— start Source material —

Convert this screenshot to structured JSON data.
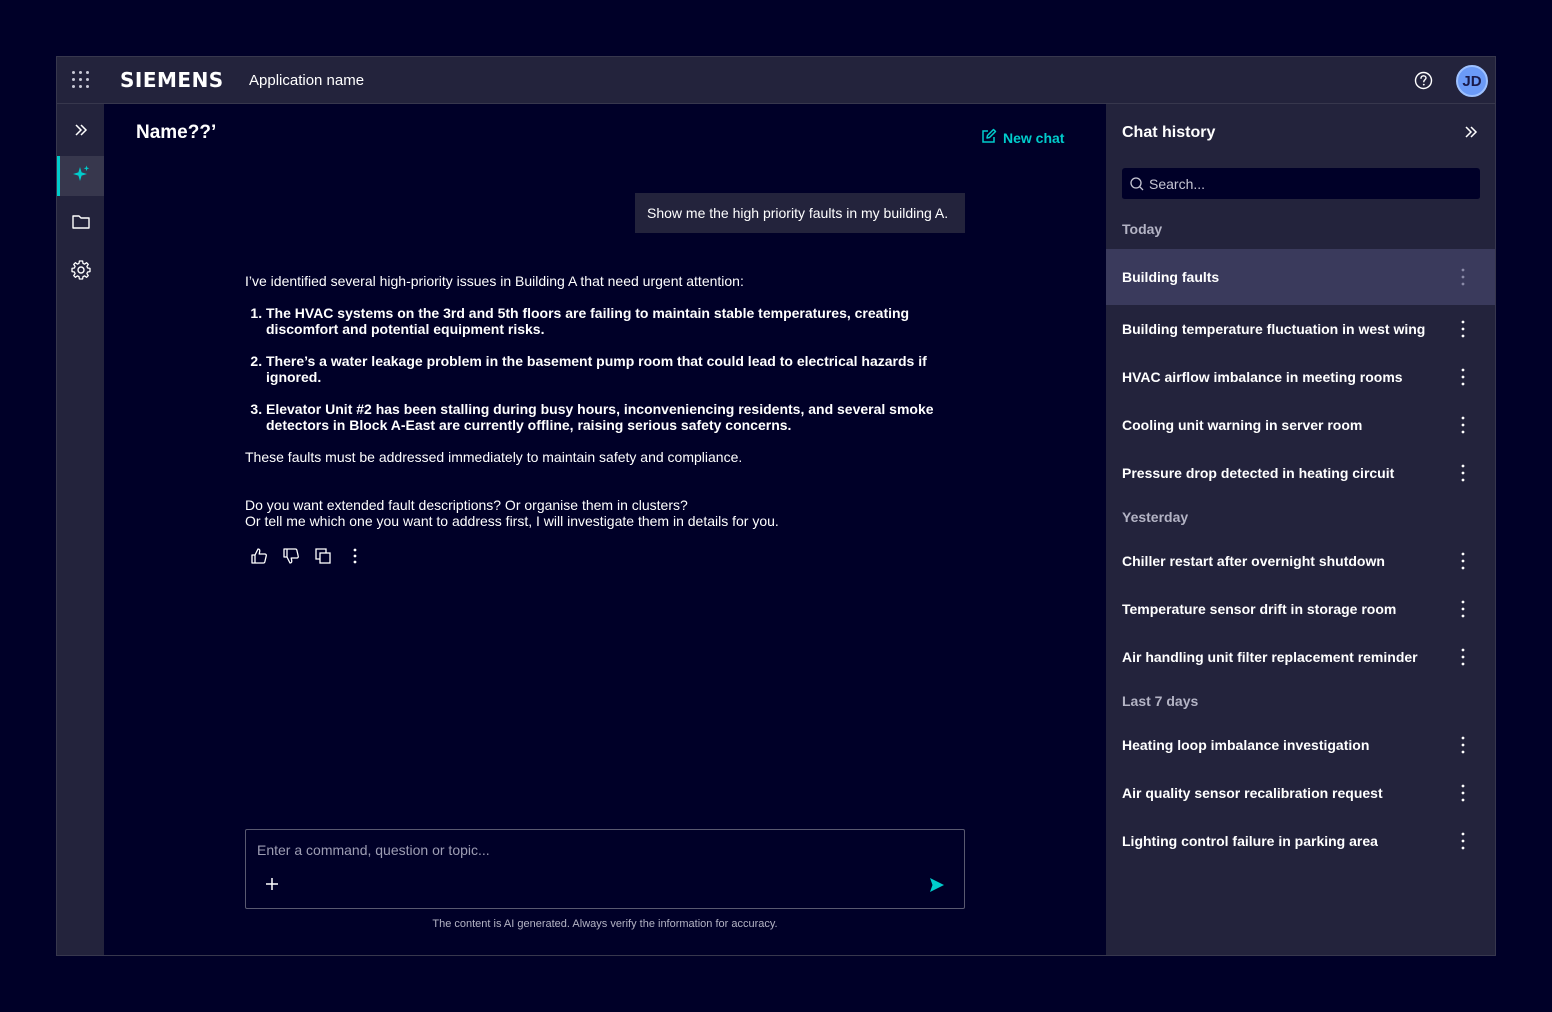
{
  "header": {
    "brand": "SIEMENS",
    "app_name": "Application name",
    "avatar_initials": "JD",
    "icons": [
      "app-switcher-icon",
      "help-icon"
    ]
  },
  "leftnav": {
    "items": [
      {
        "name": "expand",
        "icon": "chevrons-right-icon"
      },
      {
        "name": "ai-assistant",
        "icon": "sparkle-icon",
        "active": true
      },
      {
        "name": "documents",
        "icon": "folder-icon"
      },
      {
        "name": "settings",
        "icon": "gear-icon"
      }
    ]
  },
  "main": {
    "title": "Name??’",
    "new_chat_label": "New chat",
    "user_message": "Show me the high priority faults in my building A.",
    "ai_intro": "I’ve identified several high-priority issues in Building A that need urgent attention:",
    "ai_points": [
      "The HVAC systems on the 3rd and 5th floors are failing to maintain stable temperatures, creating discomfort and potential equipment risks.",
      "There’s a water leakage problem in the basement pump room that could lead to electrical hazards if ignored.",
      "Elevator Unit #2 has been stalling during busy hours, inconveniencing residents, and several smoke detectors in Block A-East are currently offline, raising serious safety concerns."
    ],
    "ai_closing": "These faults must be addressed immediately to maintain safety and compliance.",
    "ai_followup_1": "Do you want extended fault descriptions? Or organise them in clusters?",
    "ai_followup_2": "Or tell me which one you want to address first, I will investigate them in details for you.",
    "composer_placeholder": "Enter a command, question or topic...",
    "disclaimer": "The content is AI generated. Always verify the information for accuracy.",
    "accent_color": "#00cccc"
  },
  "history": {
    "title": "Chat history",
    "search_placeholder": "Search...",
    "groups": [
      {
        "label": "Today",
        "items": [
          {
            "label": "Building faults",
            "selected": true
          },
          {
            "label": "Building temperature fluctuation in west wing"
          },
          {
            "label": "HVAC airflow imbalance in meeting rooms"
          },
          {
            "label": "Cooling unit warning in server room"
          },
          {
            "label": "Pressure drop detected in heating circuit"
          }
        ]
      },
      {
        "label": "Yesterday",
        "items": [
          {
            "label": "Chiller restart after overnight shutdown"
          },
          {
            "label": "Temperature sensor drift in storage room"
          },
          {
            "label": "Air handling unit filter replacement reminder"
          }
        ]
      },
      {
        "label": "Last 7 days",
        "items": [
          {
            "label": "Heating loop imbalance investigation"
          },
          {
            "label": "Air quality sensor recalibration request"
          },
          {
            "label": "Lighting control failure in parking area"
          }
        ]
      }
    ]
  }
}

— end Source material —

Problem requirements
Leave out the pictures and copy every record above exactly.

Reply
Convert this screenshot to structured JSON data.
{
  "header": {
    "brand": "SIEMENS",
    "app_name": "Application name",
    "avatar_initials": "JD",
    "icons": [
      "app-switcher-icon",
      "help-icon"
    ]
  },
  "leftnav": {
    "items": [
      {
        "name": "expand",
        "icon": "chevrons-right-icon"
      },
      {
        "name": "ai-assistant",
        "icon": "sparkle-icon",
        "active": true
      },
      {
        "name": "documents",
        "icon": "folder-icon"
      },
      {
        "name": "settings",
        "icon": "gear-icon"
      }
    ]
  },
  "main": {
    "title": "Name??’",
    "new_chat_label": "New chat",
    "user_message": "Show me the high priority faults in my building A.",
    "ai_intro": "I’ve identified several high-priority issues in Building A that need urgent attention:",
    "ai_points": [
      "The HVAC systems on the 3rd and 5th floors are failing to maintain stable temperatures, creating discomfort and potential equipment risks.",
      "There’s a water leakage problem in the basement pump room that could lead to electrical hazards if ignored.",
      "Elevator Unit #2 has been stalling during busy hours, inconveniencing residents, and several smoke detectors in Block A-East are currently offline, raising serious safety concerns."
    ],
    "ai_closing": "These faults must be addressed immediately to maintain safety and compliance.",
    "ai_followup_1": "Do you want extended fault descriptions? Or organise them in clusters?",
    "ai_followup_2": "Or tell me which one you want to address first, I will investigate them in details for you.",
    "composer_placeholder": "Enter a command, question or topic...",
    "disclaimer": "The content is AI generated. Always verify the information for accuracy.",
    "accent_color": "#00cccc"
  },
  "history": {
    "title": "Chat history",
    "search_placeholder": "Search...",
    "groups": [
      {
        "label": "Today",
        "items": [
          {
            "label": "Building faults",
            "selected": true
          },
          {
            "label": "Building temperature fluctuation in west wing"
          },
          {
            "label": "HVAC airflow imbalance in meeting rooms"
          },
          {
            "label": "Cooling unit warning in server room"
          },
          {
            "label": "Pressure drop detected in heating circuit"
          }
        ]
      },
      {
        "label": "Yesterday",
        "items": [
          {
            "label": "Chiller restart after overnight shutdown"
          },
          {
            "label": "Temperature sensor drift in storage room"
          },
          {
            "label": "Air handling unit filter replacement reminder"
          }
        ]
      },
      {
        "label": "Last 7 days",
        "items": [
          {
            "label": "Heating loop imbalance investigation"
          },
          {
            "label": "Air quality sensor recalibration request"
          },
          {
            "label": "Lighting control failure in parking area"
          }
        ]
      }
    ]
  }
}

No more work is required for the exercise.